**Written exercise**
Give only the number of lines that include the string "someone".

########

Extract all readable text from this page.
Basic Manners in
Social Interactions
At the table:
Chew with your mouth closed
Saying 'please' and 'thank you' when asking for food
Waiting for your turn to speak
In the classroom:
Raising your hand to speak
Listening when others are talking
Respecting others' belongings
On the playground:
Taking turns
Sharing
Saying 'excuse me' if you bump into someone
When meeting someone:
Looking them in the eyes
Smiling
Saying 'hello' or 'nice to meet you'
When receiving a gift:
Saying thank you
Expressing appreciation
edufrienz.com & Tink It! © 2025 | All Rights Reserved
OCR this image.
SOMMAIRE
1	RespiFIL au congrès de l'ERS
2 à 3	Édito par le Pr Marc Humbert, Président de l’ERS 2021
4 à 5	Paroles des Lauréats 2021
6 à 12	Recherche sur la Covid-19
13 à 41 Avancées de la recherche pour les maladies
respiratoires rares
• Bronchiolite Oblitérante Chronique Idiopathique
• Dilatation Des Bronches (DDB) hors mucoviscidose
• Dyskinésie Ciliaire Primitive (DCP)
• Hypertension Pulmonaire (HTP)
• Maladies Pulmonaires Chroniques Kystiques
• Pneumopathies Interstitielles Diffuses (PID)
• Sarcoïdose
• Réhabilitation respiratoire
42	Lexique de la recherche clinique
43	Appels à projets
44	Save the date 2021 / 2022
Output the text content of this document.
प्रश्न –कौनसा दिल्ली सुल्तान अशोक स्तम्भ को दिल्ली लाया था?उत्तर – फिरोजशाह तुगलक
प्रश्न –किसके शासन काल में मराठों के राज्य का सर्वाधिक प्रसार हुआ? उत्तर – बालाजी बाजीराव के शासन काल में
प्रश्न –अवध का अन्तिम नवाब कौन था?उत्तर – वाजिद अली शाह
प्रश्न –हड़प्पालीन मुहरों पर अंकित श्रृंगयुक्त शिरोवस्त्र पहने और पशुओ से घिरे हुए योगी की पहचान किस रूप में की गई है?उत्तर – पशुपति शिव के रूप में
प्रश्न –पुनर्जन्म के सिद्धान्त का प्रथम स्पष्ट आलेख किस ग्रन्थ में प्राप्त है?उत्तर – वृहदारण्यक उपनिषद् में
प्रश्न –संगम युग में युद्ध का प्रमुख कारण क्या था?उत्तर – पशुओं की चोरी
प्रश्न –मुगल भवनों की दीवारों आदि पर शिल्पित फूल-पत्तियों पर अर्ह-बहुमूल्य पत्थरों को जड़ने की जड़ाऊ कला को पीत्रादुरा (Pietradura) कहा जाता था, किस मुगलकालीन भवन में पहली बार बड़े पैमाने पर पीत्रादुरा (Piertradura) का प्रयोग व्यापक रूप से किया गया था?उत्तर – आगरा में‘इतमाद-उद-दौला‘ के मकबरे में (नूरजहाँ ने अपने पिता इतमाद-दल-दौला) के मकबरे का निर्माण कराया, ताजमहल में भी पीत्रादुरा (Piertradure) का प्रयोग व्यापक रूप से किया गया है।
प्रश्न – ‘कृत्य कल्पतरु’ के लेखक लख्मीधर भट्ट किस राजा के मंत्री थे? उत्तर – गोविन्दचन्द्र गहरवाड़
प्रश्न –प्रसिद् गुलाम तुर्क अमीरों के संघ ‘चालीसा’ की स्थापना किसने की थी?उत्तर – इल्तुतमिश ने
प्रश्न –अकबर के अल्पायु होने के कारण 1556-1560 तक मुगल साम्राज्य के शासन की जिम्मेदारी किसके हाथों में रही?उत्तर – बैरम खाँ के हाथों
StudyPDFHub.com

########

**Task response**
2